Copy whichever lines contain the string "Employee".
━━ Supplied material
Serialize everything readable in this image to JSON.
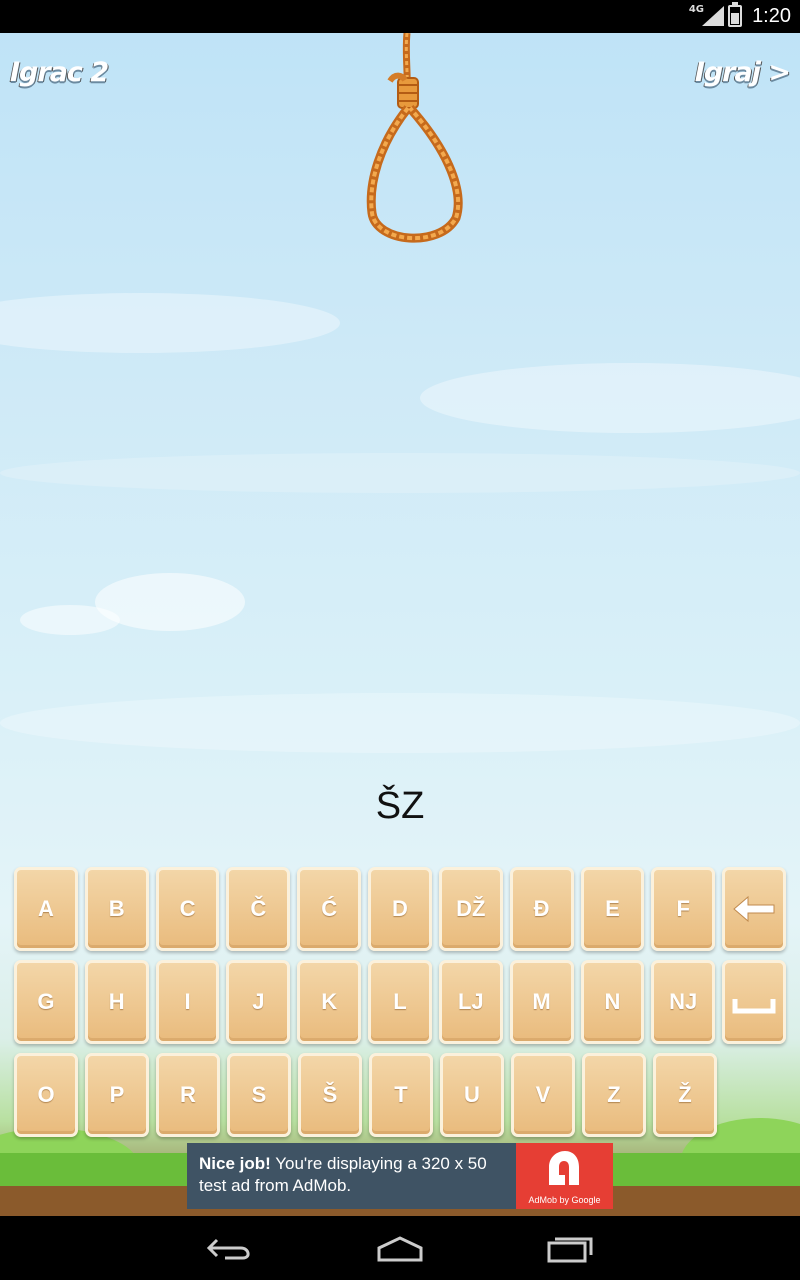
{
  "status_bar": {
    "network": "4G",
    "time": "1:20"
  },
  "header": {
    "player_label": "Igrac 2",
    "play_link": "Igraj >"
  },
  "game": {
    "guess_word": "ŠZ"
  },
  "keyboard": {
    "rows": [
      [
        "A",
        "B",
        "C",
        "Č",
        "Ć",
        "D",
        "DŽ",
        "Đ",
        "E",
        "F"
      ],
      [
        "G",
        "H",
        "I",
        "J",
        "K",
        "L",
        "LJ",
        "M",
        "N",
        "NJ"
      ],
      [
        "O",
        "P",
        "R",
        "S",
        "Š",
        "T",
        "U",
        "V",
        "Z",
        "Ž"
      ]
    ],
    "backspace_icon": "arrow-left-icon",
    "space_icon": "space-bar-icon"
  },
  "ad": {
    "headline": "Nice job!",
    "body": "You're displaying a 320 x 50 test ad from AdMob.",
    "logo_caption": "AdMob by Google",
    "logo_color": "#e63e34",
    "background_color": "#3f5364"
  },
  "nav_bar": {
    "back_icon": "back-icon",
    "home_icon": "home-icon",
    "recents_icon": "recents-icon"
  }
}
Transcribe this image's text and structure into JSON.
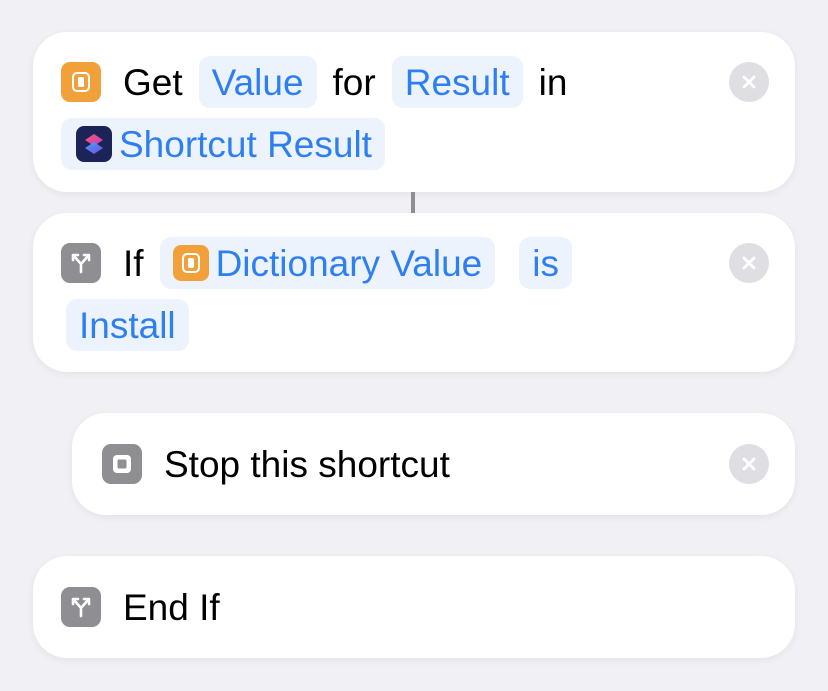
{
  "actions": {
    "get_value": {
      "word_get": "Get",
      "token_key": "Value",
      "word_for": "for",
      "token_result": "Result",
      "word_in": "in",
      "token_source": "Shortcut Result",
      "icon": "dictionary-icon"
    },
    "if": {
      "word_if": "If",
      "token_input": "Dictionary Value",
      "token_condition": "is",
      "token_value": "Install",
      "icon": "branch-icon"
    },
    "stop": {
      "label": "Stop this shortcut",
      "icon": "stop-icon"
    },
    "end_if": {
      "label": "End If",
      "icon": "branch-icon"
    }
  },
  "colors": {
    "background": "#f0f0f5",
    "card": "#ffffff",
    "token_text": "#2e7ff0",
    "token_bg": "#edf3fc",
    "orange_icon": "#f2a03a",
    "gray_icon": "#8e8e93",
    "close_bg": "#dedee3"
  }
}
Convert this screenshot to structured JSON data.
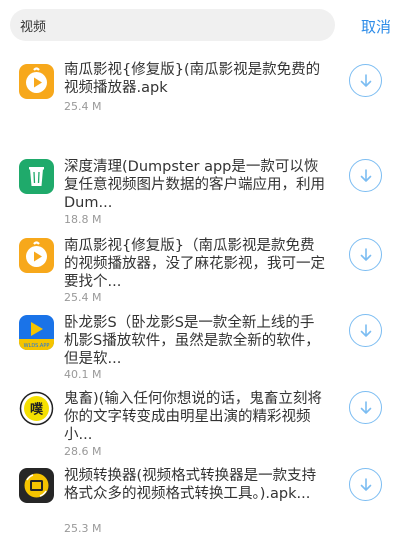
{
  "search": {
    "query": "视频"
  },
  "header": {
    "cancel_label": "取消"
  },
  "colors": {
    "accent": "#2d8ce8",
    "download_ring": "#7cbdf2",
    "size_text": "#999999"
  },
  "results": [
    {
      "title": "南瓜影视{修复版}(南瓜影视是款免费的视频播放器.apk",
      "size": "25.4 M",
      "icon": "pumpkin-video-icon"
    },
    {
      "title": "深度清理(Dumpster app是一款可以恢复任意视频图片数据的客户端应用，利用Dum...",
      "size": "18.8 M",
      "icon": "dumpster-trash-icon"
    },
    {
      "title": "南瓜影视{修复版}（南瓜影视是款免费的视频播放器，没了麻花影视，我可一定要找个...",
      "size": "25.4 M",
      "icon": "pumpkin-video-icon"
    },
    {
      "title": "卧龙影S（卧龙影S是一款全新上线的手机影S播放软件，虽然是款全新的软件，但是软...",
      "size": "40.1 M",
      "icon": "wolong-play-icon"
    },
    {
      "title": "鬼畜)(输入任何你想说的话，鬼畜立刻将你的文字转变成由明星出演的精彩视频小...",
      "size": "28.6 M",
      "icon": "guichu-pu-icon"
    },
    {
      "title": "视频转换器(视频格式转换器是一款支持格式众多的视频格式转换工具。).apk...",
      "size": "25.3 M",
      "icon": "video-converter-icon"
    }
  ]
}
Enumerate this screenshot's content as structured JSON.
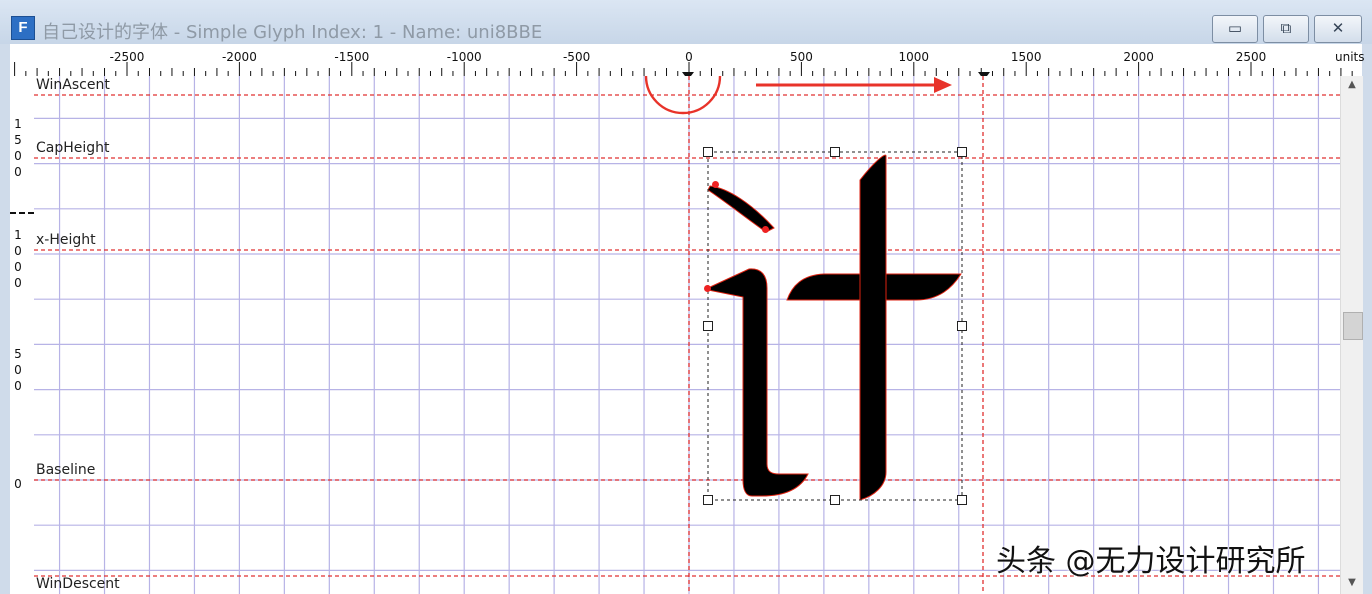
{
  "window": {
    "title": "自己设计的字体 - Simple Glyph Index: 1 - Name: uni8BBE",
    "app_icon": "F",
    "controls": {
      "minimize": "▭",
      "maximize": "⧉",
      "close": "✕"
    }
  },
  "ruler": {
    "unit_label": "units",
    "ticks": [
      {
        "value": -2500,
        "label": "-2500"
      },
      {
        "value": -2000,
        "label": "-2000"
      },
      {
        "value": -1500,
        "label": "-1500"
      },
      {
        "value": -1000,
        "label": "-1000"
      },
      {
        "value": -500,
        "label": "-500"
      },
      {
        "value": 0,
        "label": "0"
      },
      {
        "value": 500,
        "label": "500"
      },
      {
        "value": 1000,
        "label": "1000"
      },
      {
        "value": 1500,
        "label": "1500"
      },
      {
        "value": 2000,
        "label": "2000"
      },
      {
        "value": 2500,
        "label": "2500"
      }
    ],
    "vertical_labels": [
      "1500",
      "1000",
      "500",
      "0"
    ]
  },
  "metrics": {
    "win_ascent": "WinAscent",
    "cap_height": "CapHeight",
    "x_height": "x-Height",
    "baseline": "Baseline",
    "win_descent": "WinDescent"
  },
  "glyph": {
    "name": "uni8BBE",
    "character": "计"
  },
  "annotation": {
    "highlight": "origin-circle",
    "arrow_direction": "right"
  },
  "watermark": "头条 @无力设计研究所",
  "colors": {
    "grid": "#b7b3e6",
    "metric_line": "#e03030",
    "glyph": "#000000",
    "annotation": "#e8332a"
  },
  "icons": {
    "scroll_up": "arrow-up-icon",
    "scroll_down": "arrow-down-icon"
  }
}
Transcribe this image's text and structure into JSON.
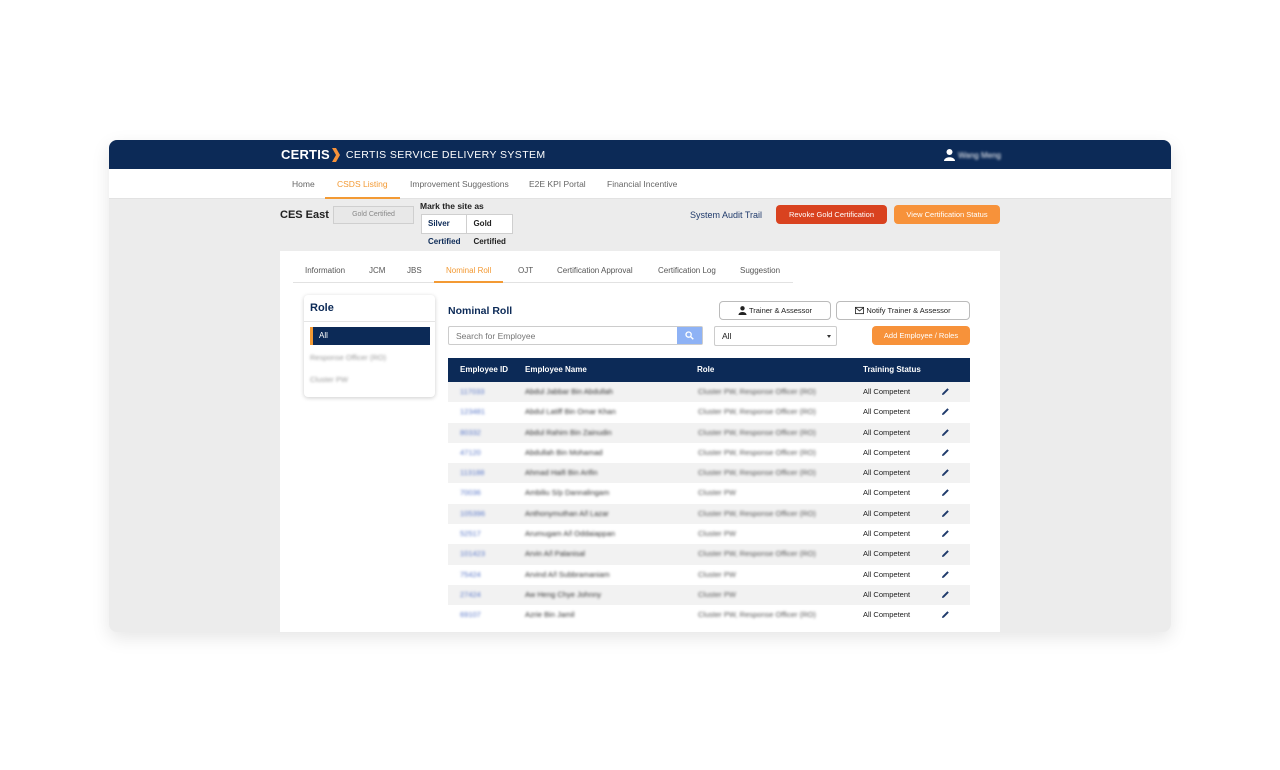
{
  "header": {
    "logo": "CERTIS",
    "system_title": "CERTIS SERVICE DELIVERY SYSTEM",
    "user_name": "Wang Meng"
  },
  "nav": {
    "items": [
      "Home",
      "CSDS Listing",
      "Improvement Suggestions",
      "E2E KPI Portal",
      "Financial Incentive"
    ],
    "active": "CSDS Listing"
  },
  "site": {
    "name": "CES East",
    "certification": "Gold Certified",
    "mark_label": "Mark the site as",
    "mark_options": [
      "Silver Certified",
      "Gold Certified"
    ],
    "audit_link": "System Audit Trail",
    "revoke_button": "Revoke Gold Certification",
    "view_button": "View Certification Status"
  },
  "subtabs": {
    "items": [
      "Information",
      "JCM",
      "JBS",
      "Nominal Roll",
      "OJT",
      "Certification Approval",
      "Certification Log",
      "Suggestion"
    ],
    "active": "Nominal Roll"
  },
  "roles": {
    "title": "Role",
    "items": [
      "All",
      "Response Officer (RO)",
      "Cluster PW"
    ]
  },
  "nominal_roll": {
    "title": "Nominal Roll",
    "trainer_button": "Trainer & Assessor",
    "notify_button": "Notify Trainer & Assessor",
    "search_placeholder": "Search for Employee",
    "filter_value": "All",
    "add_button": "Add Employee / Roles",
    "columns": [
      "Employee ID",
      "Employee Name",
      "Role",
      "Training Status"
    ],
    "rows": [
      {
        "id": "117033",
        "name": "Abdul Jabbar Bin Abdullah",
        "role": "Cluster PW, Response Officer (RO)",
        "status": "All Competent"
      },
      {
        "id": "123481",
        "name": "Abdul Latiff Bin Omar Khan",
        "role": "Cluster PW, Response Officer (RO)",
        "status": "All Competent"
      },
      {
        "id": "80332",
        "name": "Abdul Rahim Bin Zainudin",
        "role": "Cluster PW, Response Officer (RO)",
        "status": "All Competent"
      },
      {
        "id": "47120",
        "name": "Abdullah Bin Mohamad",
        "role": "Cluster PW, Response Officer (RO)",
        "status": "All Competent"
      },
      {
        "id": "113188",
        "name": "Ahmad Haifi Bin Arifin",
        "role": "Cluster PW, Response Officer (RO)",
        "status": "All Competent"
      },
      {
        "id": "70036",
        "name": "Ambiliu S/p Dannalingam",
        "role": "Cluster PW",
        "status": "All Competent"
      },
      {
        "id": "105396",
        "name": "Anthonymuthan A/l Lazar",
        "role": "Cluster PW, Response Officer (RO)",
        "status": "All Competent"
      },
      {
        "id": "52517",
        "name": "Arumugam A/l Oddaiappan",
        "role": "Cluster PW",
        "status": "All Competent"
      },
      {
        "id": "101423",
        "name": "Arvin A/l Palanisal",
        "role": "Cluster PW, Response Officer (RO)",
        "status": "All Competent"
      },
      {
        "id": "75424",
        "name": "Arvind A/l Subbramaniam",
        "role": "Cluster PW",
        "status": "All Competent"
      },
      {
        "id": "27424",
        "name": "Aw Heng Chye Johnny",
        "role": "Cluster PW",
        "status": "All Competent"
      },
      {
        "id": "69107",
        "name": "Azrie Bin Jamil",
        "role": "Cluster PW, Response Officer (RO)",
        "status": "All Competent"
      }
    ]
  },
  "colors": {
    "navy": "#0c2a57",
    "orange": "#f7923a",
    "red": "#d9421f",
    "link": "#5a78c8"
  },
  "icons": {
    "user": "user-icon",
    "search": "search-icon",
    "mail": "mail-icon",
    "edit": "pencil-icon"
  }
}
━━━━
Solution —
    "search_placeholder": "Search for Employee",
    "add_button": "Add Employee / Roles",
      "Employee ID",
      "Employee Name",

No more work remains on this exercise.